** start INPUT ROWS **
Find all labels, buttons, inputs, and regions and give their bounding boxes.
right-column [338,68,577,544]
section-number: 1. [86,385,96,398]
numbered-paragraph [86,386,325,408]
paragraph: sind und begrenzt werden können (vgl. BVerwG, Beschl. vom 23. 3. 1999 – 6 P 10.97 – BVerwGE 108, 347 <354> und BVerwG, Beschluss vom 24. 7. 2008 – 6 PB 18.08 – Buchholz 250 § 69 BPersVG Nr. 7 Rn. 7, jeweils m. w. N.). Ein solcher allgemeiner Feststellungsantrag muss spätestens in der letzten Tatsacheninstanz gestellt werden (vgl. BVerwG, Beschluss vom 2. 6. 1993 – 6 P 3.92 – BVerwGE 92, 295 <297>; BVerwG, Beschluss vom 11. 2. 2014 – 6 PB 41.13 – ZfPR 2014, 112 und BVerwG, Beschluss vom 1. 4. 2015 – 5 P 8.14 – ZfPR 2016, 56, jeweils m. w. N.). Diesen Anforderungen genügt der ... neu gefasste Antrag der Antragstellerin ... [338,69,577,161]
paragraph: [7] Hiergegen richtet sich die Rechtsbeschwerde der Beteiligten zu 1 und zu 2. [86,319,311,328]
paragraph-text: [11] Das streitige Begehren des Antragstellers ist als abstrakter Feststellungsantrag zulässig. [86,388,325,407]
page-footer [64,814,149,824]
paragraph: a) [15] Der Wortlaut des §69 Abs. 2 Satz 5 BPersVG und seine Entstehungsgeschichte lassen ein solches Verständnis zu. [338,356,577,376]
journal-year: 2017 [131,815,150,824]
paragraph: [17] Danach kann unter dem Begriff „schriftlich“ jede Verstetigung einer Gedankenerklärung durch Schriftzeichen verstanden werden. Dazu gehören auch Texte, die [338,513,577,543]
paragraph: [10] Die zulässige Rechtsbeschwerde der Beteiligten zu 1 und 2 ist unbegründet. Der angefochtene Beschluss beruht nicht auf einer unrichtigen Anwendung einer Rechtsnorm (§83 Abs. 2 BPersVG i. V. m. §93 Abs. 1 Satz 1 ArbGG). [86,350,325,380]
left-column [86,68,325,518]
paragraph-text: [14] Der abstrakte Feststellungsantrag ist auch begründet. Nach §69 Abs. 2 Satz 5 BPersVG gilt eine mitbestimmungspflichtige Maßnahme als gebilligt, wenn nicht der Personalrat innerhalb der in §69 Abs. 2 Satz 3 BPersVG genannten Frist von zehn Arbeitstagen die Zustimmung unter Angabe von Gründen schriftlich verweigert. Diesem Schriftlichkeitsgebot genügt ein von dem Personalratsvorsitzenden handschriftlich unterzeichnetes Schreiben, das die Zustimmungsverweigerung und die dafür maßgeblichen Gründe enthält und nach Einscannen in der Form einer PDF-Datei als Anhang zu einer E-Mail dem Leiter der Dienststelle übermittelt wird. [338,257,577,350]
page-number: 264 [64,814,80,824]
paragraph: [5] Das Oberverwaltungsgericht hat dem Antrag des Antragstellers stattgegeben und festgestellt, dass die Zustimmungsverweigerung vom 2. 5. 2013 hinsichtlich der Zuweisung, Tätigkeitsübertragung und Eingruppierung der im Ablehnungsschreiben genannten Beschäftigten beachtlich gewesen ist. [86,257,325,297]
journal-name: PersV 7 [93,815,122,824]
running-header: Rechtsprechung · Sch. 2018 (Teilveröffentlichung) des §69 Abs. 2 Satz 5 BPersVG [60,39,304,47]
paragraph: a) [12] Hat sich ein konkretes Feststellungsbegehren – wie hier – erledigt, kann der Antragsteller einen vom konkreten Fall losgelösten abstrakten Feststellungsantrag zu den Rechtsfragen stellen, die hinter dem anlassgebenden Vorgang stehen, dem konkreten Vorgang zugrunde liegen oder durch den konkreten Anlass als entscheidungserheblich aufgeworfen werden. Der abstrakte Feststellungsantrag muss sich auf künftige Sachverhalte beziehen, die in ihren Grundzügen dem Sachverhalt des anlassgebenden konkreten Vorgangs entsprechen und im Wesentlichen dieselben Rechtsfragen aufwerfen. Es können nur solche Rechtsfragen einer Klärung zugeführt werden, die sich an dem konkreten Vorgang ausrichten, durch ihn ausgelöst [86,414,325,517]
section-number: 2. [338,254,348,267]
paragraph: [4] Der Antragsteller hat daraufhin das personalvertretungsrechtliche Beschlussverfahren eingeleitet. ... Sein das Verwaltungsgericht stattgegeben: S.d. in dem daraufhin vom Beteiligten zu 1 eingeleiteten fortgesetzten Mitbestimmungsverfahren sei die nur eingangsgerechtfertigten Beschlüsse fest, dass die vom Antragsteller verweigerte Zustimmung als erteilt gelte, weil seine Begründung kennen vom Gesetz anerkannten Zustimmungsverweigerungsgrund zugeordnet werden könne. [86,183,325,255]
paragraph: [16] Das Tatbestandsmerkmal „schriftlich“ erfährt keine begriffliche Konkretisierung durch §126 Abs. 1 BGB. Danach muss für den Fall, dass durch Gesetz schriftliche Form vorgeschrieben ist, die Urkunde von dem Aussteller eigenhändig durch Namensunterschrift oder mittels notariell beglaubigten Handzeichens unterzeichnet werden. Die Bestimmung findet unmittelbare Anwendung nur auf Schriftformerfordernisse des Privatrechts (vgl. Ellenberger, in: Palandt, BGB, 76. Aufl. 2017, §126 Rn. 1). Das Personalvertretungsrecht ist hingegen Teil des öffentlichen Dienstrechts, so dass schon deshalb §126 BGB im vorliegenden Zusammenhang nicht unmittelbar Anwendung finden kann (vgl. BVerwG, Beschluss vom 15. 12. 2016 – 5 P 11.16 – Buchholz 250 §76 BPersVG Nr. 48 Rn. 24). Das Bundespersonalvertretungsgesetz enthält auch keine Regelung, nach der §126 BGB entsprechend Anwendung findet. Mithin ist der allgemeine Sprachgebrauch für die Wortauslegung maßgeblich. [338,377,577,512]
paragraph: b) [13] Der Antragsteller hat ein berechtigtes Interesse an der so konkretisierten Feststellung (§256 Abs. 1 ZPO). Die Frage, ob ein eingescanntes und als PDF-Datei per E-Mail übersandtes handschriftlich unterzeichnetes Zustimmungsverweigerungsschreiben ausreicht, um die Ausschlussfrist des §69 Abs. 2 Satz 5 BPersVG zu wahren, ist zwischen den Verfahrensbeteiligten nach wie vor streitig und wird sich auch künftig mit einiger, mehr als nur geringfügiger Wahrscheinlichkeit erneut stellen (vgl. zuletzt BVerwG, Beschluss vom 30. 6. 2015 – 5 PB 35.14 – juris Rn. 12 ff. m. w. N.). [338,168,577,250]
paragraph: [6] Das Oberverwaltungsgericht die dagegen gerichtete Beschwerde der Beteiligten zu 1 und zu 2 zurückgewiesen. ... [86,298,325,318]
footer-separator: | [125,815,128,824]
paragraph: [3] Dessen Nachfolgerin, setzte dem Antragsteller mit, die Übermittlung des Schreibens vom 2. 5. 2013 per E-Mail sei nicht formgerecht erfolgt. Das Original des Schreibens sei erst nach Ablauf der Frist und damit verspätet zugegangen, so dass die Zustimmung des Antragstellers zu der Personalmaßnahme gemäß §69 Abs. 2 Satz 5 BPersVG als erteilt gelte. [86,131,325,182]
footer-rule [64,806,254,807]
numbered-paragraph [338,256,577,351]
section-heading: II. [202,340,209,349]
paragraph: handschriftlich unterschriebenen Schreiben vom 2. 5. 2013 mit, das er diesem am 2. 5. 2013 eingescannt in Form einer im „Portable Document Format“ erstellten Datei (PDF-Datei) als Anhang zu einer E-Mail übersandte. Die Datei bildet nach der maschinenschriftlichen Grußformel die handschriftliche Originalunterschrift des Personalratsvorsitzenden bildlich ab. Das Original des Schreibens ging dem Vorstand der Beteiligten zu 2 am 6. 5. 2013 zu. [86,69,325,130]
** end INPUT ROWS **
**EXERCISE GOAL:**
Reproduce the items above word for word, beginning with their first line and continuing through the line that contains "numbered-paragraph [86,386,325,408]", with both of those lines included.

**TASK ANSWER:**
Find all labels, buttons, inputs, and regions and give their bounding boxes.
right-column [338,68,577,544]
section-number: 1. [86,385,96,398]
numbered-paragraph [86,386,325,408]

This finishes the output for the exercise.